## BEGIN Data provided

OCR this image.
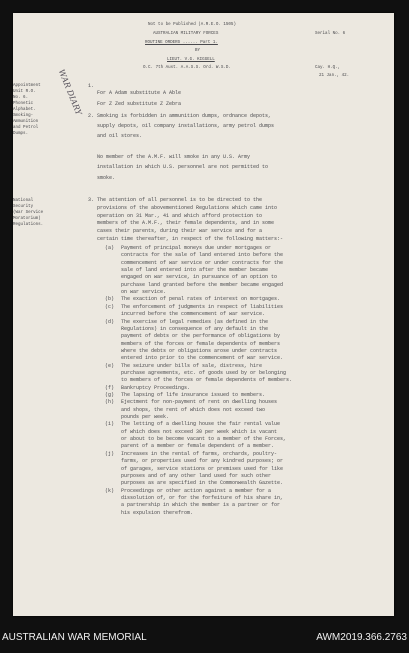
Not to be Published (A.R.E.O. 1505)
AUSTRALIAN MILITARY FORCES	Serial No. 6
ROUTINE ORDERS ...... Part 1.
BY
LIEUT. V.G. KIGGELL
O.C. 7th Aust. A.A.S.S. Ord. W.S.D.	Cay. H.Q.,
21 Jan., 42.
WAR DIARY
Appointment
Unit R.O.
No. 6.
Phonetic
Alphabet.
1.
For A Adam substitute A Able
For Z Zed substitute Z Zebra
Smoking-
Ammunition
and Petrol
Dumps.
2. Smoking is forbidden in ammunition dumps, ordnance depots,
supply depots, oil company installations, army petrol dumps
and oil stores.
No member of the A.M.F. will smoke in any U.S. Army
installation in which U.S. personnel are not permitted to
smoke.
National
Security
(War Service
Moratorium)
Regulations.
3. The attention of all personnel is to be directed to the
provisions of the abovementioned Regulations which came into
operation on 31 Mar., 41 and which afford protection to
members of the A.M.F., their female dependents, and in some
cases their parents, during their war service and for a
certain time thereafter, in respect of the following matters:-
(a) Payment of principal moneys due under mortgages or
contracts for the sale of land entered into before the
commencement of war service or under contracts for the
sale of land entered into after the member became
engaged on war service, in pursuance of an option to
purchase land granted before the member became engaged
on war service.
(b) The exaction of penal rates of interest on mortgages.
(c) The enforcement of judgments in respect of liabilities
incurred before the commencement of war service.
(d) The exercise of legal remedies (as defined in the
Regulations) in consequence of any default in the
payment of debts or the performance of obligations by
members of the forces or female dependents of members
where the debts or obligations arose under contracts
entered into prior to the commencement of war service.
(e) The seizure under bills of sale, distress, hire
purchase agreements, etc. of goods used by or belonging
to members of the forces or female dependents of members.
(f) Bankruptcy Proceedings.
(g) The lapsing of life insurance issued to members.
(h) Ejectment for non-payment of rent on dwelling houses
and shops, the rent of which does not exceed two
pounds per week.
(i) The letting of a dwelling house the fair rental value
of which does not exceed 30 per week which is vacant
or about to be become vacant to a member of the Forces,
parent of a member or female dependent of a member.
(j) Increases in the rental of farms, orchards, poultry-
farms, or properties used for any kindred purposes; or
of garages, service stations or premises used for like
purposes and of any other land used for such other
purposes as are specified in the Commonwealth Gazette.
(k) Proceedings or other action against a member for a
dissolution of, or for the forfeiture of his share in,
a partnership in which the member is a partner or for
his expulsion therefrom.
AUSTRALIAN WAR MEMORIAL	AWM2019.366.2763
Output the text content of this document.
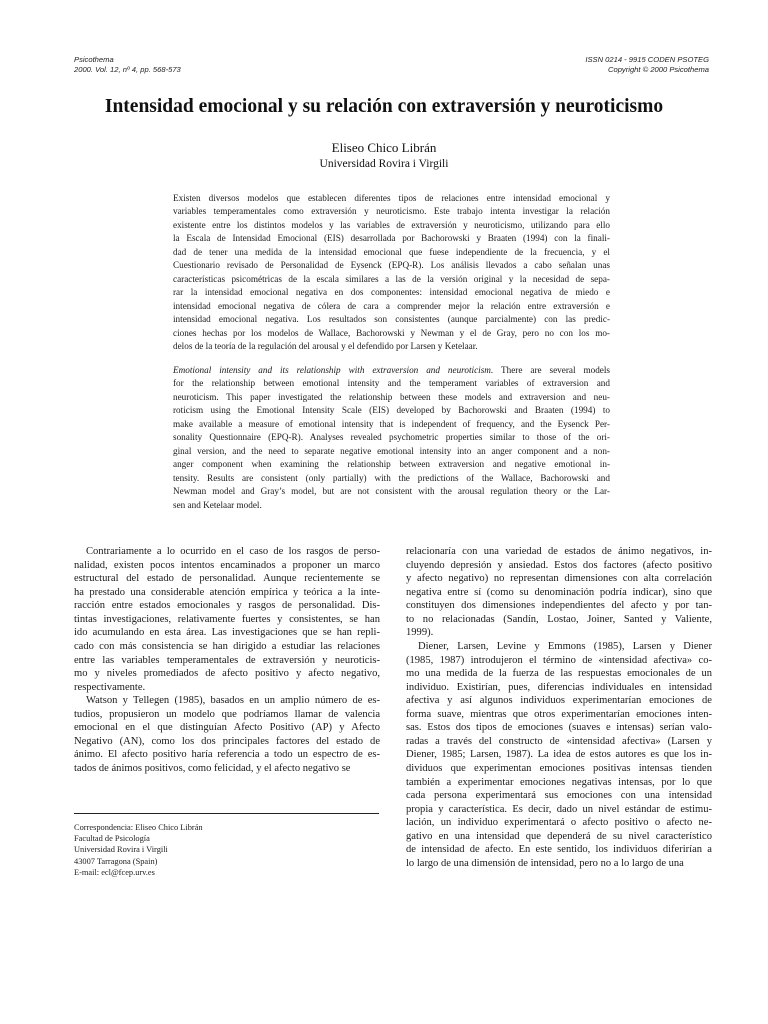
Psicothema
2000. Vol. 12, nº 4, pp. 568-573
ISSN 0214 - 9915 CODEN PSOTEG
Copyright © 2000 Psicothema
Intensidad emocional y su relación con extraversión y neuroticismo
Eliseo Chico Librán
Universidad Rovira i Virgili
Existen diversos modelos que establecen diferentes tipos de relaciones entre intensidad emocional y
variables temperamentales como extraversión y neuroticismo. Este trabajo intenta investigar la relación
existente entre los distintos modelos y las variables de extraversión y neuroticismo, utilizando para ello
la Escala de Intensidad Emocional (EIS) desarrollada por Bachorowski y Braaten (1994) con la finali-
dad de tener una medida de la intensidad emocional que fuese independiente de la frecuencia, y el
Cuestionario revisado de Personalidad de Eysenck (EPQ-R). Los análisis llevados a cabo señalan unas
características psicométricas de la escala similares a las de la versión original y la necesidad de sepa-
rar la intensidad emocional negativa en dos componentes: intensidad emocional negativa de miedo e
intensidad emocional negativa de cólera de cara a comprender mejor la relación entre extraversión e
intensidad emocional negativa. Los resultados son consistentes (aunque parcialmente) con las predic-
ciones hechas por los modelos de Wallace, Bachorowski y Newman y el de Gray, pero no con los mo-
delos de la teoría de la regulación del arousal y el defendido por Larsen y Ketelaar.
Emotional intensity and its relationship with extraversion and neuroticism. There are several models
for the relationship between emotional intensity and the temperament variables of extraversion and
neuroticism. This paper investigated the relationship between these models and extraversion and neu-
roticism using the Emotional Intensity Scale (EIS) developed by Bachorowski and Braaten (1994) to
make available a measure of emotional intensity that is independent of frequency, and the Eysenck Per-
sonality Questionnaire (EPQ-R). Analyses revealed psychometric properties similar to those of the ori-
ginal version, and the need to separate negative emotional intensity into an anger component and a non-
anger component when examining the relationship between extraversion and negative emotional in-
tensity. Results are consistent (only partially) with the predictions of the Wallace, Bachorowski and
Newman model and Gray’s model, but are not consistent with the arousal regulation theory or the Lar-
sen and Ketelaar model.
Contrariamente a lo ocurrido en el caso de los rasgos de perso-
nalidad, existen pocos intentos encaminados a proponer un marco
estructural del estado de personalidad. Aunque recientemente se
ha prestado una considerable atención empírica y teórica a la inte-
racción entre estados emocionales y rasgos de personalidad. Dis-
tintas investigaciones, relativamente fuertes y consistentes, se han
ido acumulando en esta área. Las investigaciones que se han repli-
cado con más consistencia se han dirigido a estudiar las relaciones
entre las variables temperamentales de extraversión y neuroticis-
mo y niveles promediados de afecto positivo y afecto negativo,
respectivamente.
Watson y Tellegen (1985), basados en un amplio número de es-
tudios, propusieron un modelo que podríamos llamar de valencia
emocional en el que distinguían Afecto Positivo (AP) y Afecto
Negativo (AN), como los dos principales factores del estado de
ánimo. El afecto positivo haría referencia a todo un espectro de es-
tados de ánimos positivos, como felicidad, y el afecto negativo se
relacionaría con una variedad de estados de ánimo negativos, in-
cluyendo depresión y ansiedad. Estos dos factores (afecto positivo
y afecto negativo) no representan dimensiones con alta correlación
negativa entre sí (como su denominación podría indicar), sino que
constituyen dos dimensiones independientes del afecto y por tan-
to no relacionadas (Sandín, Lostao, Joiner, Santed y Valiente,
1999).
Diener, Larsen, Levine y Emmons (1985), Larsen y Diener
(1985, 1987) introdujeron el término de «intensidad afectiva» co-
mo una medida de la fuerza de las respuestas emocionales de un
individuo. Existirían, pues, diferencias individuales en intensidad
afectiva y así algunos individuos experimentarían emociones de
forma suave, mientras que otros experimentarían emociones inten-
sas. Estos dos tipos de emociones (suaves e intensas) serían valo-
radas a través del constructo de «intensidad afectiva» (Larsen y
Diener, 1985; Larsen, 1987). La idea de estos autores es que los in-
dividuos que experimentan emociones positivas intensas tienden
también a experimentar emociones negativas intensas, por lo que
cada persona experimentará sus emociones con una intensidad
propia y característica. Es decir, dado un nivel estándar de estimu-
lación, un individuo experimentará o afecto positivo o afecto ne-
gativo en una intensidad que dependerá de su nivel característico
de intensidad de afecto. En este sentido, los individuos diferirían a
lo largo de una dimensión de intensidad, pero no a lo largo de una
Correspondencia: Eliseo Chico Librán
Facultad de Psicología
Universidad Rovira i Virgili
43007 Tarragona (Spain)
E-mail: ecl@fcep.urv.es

## END Data provided

[Your objective]: Exactly as written, return every line of the listing, but not the pictures.

[Correct result]:
OCR this image.
Not to be Published (A.R.E.O. 1505)
AUSTRALIAN MILITARY FORCES	Serial No. 6
ROUTINE ORDERS ...... Part 1.
BY
LIEUT. V.G. KIGGELL
O.C. 7th Aust. A.A.S.S. Ord. W.S.D.	Cay. H.Q.,
21 Jan., 42.
WAR DIARY
Appointment
Unit R.O.
No. 6.
Phonetic
Alphabet.
1.
For A Adam substitute A Able
For Z Zed substitute Z Zebra
Smoking-
Ammunition
and Petrol
Dumps.
2. Smoking is forbidden in ammunition dumps, ordnance depots,
supply depots, oil company installations, army petrol dumps
and oil stores.
No member of the A.M.F. will smoke in any U.S. Army
installation in which U.S. personnel are not permitted to
smoke.
National
Security
(War Service
Moratorium)
Regulations.
3. The attention of all personnel is to be directed to the
provisions of the abovementioned Regulations which came into
operation on 31 Mar., 41 and which afford protection to
members of the A.M.F., their female dependents, and in some
cases their parents, during their war service and for a
certain time thereafter, in respect of the following matters:-
(a) Payment of principal moneys due under mortgages or
contracts for the sale of land entered into before the
commencement of war service or under contracts for the
sale of land entered into after the member became
engaged on war service, in pursuance of an option to
purchase land granted before the member became engaged
on war service.
(b) The exaction of penal rates of interest on mortgages.
(c) The enforcement of judgments in respect of liabilities
incurred before the commencement of war service.
(d) The exercise of legal remedies (as defined in the
Regulations) in consequence of any default in the
payment of debts or the performance of obligations by
members of the forces or female dependents of members
where the debts or obligations arose under contracts
entered into prior to the commencement of war service.
(e) The seizure under bills of sale, distress, hire
purchase agreements, etc. of goods used by or belonging
to members of the forces or female dependents of members.
(f) Bankruptcy Proceedings.
(g) The lapsing of life insurance issued to members.
(h) Ejectment for non-payment of rent on dwelling houses
and shops, the rent of which does not exceed two
pounds per week.
(i) The letting of a dwelling house the fair rental value
of which does not exceed 30 per week which is vacant
or about to be become vacant to a member of the Forces,
parent of a member or female dependent of a member.
(j) Increases in the rental of farms, orchards, poultry-
farms, or properties used for any kindred purposes; or
of garages, service stations or premises used for like
purposes and of any other land used for such other
purposes as are specified in the Commonwealth Gazette.
(k) Proceedings or other action against a member for a
dissolution of, or for the forfeiture of his share in,
a partnership in which the member is a partner or for
his expulsion therefrom.
AUSTRALIAN WAR MEMORIAL	AWM2019.366.2763
Output the text content of this document.
Psicothema
2000. Vol. 12, nº 4, pp. 568-573
ISSN 0214 - 9915 CODEN PSOTEG
Copyright © 2000 Psicothema
Intensidad emocional y su relación con extraversión y neuroticismo
Eliseo Chico Librán
Universidad Rovira i Virgili
Existen diversos modelos que establecen diferentes tipos de relaciones entre intensidad emocional y
variables temperamentales como extraversión y neuroticismo. Este trabajo intenta investigar la relación
existente entre los distintos modelos y las variables de extraversión y neuroticismo, utilizando para ello
la Escala de Intensidad Emocional (EIS) desarrollada por Bachorowski y Braaten (1994) con la finali-
dad de tener una medida de la intensidad emocional que fuese independiente de la frecuencia, y el
Cuestionario revisado de Personalidad de Eysenck (EPQ-R). Los análisis llevados a cabo señalan unas
características psicométricas de la escala similares a las de la versión original y la necesidad de sepa-
rar la intensidad emocional negativa en dos componentes: intensidad emocional negativa de miedo e
intensidad emocional negativa de cólera de cara a comprender mejor la relación entre extraversión e
intensidad emocional negativa. Los resultados son consistentes (aunque parcialmente) con las predic-
ciones hechas por los modelos de Wallace, Bachorowski y Newman y el de Gray, pero no con los mo-
delos de la teoría de la regulación del arousal y el defendido por Larsen y Ketelaar.
Emotional intensity and its relationship with extraversion and neuroticism. There are several models
for the relationship between emotional intensity and the temperament variables of extraversion and
neuroticism. This paper investigated the relationship between these models and extraversion and neu-
roticism using the Emotional Intensity Scale (EIS) developed by Bachorowski and Braaten (1994) to
make available a measure of emotional intensity that is independent of frequency, and the Eysenck Per-
sonality Questionnaire (EPQ-R). Analyses revealed psychometric properties similar to those of the ori-
ginal version, and the need to separate negative emotional intensity into an anger component and a non-
anger component when examining the relationship between extraversion and negative emotional in-
tensity. Results are consistent (only partially) with the predictions of the Wallace, Bachorowski and
Newman model and Gray’s model, but are not consistent with the arousal regulation theory or the Lar-
sen and Ketelaar model.
Contrariamente a lo ocurrido en el caso de los rasgos de perso-
nalidad, existen pocos intentos encaminados a proponer un marco
estructural del estado de personalidad. Aunque recientemente se
ha prestado una considerable atención empírica y teórica a la inte-
racción entre estados emocionales y rasgos de personalidad. Dis-
tintas investigaciones, relativamente fuertes y consistentes, se han
ido acumulando en esta área. Las investigaciones que se han repli-
cado con más consistencia se han dirigido a estudiar las relaciones
entre las variables temperamentales de extraversión y neuroticis-
mo y niveles promediados de afecto positivo y afecto negativo,
respectivamente.
Watson y Tellegen (1985), basados en un amplio número de es-
tudios, propusieron un modelo que podríamos llamar de valencia
emocional en el que distinguían Afecto Positivo (AP) y Afecto
Negativo (AN), como los dos principales factores del estado de
ánimo. El afecto positivo haría referencia a todo un espectro de es-
tados de ánimos positivos, como felicidad, y el afecto negativo se
relacionaría con una variedad de estados de ánimo negativos, in-
cluyendo depresión y ansiedad. Estos dos factores (afecto positivo
y afecto negativo) no representan dimensiones con alta correlación
negativa entre sí (como su denominación podría indicar), sino que
constituyen dos dimensiones independientes del afecto y por tan-
to no relacionadas (Sandín, Lostao, Joiner, Santed y Valiente,
1999).
Diener, Larsen, Levine y Emmons (1985), Larsen y Diener
(1985, 1987) introdujeron el término de «intensidad afectiva» co-
mo una medida de la fuerza de las respuestas emocionales de un
individuo. Existirían, pues, diferencias individuales en intensidad
afectiva y así algunos individuos experimentarían emociones de
forma suave, mientras que otros experimentarían emociones inten-
sas. Estos dos tipos de emociones (suaves e intensas) serían valo-
radas a través del constructo de «intensidad afectiva» (Larsen y
Diener, 1985; Larsen, 1987). La idea de estos autores es que los in-
dividuos que experimentan emociones positivas intensas tienden
también a experimentar emociones negativas intensas, por lo que
cada persona experimentará sus emociones con una intensidad
propia y característica. Es decir, dado un nivel estándar de estimu-
lación, un individuo experimentará o afecto positivo o afecto ne-
gativo en una intensidad que dependerá de su nivel característico
de intensidad de afecto. En este sentido, los individuos diferirían a
lo largo de una dimensión de intensidad, pero no a lo largo de una
Correspondencia: Eliseo Chico Librán
Facultad de Psicología
Universidad Rovira i Virgili
43007 Tarragona (Spain)
E-mail: ecl@fcep.urv.es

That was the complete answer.